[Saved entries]
- - - - -

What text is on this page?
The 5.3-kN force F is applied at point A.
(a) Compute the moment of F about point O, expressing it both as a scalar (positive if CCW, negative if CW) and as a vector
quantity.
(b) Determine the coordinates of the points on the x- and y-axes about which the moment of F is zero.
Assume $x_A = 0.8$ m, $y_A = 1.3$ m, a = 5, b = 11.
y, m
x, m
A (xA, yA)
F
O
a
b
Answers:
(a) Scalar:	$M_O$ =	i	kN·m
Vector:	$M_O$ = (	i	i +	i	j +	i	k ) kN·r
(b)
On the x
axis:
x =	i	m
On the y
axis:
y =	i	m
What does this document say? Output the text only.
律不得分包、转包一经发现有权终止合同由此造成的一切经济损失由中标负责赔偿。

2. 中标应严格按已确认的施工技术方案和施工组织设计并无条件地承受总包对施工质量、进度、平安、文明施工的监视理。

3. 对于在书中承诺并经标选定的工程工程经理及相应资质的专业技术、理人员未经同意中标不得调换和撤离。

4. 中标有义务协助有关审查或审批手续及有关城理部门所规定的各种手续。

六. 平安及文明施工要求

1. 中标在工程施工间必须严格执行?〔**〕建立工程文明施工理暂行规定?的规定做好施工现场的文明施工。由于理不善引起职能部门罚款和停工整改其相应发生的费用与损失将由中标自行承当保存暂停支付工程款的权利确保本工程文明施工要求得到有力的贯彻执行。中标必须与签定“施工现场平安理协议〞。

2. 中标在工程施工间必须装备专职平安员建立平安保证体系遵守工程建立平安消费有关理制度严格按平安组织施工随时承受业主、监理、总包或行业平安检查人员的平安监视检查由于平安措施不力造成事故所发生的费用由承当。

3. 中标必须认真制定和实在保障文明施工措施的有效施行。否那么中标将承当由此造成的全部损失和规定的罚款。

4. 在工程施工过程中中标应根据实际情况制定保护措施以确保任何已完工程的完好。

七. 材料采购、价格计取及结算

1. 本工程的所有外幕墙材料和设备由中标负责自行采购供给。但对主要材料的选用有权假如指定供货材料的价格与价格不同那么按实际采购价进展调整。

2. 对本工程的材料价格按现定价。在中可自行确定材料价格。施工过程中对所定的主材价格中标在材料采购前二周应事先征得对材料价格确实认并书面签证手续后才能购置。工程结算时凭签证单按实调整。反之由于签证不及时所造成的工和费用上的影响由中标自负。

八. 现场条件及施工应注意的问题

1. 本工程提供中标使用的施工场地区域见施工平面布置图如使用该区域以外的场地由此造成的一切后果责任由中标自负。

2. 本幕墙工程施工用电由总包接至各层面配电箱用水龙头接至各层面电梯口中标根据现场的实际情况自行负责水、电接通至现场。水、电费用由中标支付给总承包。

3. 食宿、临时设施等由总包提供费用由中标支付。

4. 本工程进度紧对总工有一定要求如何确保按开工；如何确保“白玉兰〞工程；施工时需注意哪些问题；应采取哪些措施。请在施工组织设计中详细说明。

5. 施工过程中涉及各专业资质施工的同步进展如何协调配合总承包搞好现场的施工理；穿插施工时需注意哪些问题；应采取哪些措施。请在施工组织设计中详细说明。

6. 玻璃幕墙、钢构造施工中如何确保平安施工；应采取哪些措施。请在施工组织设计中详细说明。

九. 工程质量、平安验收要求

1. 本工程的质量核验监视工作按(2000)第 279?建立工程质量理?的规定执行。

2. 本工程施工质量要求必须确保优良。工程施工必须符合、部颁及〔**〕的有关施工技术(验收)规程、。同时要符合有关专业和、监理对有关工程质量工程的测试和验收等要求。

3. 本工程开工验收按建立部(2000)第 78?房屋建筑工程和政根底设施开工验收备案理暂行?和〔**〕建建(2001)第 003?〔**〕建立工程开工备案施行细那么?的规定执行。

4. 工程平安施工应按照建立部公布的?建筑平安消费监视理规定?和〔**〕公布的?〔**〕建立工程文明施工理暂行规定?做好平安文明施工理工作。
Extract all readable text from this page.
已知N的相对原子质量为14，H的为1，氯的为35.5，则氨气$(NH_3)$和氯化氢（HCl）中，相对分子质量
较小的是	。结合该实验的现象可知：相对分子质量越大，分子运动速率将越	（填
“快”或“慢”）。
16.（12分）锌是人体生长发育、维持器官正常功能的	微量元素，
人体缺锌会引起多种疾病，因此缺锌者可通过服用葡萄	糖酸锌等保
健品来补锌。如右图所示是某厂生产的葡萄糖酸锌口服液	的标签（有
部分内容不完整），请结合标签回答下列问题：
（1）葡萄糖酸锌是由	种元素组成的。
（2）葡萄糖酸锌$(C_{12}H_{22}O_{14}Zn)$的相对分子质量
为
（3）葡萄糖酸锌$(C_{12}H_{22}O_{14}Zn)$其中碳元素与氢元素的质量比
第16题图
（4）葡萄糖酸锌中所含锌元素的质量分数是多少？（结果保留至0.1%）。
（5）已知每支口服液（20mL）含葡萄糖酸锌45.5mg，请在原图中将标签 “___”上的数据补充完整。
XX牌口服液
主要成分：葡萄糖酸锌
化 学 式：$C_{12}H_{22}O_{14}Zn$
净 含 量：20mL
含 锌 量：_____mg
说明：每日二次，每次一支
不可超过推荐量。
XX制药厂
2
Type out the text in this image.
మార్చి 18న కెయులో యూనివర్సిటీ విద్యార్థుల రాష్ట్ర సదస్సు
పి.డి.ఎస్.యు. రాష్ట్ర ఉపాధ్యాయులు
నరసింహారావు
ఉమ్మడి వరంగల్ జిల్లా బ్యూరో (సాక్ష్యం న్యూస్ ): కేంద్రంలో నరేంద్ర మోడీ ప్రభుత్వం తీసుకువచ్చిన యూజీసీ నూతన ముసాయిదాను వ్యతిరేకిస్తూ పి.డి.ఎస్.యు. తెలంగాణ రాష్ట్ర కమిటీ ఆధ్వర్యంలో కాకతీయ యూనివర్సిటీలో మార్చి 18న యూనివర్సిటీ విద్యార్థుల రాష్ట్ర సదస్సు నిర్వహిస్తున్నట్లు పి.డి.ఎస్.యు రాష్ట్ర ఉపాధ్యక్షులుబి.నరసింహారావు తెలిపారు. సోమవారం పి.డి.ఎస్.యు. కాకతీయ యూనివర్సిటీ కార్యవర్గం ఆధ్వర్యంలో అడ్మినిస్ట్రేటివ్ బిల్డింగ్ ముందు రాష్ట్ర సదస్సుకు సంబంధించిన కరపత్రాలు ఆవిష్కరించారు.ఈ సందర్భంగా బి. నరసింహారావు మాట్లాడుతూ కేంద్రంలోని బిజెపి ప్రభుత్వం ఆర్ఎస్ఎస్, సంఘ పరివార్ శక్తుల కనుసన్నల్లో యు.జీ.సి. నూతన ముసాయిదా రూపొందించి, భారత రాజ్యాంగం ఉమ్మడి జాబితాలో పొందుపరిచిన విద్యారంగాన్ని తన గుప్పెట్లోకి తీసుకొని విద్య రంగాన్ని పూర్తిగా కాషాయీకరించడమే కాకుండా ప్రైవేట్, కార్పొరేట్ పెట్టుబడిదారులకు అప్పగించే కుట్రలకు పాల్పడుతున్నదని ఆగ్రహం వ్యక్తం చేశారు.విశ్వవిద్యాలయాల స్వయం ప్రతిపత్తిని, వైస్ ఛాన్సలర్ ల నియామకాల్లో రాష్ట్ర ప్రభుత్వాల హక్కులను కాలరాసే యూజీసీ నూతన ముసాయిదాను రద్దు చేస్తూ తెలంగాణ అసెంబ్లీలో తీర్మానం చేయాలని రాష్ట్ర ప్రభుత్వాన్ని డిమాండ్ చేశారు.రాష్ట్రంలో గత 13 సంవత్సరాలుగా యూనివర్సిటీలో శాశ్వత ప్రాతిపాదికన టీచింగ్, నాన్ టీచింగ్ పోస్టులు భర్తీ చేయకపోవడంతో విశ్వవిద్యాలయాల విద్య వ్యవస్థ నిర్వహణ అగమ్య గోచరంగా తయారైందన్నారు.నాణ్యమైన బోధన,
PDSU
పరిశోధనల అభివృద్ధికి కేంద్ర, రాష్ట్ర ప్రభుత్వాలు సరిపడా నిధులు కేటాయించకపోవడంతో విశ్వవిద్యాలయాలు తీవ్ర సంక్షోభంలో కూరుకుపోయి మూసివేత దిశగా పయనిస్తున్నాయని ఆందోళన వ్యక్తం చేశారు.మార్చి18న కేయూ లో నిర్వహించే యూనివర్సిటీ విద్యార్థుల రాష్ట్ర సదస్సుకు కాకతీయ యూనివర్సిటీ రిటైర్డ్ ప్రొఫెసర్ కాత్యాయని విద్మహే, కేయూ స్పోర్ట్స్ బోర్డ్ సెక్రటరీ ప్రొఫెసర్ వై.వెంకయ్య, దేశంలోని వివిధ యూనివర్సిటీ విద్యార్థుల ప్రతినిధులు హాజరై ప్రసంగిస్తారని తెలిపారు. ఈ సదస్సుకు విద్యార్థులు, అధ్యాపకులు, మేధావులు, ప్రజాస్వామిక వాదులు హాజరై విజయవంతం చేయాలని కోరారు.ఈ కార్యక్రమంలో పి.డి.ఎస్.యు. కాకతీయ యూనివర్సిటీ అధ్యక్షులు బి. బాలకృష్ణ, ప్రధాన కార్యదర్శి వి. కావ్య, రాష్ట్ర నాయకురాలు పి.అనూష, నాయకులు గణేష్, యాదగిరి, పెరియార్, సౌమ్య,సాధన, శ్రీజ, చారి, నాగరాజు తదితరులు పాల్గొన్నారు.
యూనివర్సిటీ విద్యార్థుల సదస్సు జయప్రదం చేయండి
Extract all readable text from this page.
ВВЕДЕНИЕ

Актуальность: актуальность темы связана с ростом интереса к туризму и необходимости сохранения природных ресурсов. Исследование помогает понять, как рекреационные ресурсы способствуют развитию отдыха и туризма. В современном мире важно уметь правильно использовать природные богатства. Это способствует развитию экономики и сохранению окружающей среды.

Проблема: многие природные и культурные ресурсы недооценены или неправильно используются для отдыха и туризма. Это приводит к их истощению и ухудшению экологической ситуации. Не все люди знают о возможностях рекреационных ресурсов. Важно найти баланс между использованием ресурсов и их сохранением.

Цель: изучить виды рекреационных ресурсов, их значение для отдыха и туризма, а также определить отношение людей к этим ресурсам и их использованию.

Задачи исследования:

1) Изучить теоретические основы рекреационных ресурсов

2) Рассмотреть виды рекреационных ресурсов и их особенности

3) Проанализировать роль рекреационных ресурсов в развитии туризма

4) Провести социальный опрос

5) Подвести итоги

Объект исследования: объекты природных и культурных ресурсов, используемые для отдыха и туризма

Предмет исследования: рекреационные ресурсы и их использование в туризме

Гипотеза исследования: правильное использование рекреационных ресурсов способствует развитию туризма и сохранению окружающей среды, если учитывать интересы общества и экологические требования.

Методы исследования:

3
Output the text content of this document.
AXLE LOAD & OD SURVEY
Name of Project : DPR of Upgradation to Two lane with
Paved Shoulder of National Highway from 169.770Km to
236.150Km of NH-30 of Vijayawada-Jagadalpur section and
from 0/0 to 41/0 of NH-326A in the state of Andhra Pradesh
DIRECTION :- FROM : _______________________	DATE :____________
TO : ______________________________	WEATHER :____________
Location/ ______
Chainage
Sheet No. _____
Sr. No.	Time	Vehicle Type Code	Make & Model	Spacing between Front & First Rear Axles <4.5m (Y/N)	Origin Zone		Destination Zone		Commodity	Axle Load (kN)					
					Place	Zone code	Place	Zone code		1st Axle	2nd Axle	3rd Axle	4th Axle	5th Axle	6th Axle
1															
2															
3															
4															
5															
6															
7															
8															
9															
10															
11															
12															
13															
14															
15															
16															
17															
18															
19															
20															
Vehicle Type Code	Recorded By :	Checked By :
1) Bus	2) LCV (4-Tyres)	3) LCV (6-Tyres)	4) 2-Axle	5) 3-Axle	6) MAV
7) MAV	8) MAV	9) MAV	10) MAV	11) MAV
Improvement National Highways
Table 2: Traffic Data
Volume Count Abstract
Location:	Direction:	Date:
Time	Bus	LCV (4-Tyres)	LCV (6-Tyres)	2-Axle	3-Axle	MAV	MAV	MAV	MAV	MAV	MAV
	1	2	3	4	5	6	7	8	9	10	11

- - - - -

__Job__:
Copy every line of the listing containing the string "about".

__Solution to this problem__:
(a) Compute the moment of F about point O, expressing it both as a scalar (positive if CCW, negative if CW) and as a vector
(b) Determine the coordinates of the points on the x- and y-axes about which the moment of F is zero.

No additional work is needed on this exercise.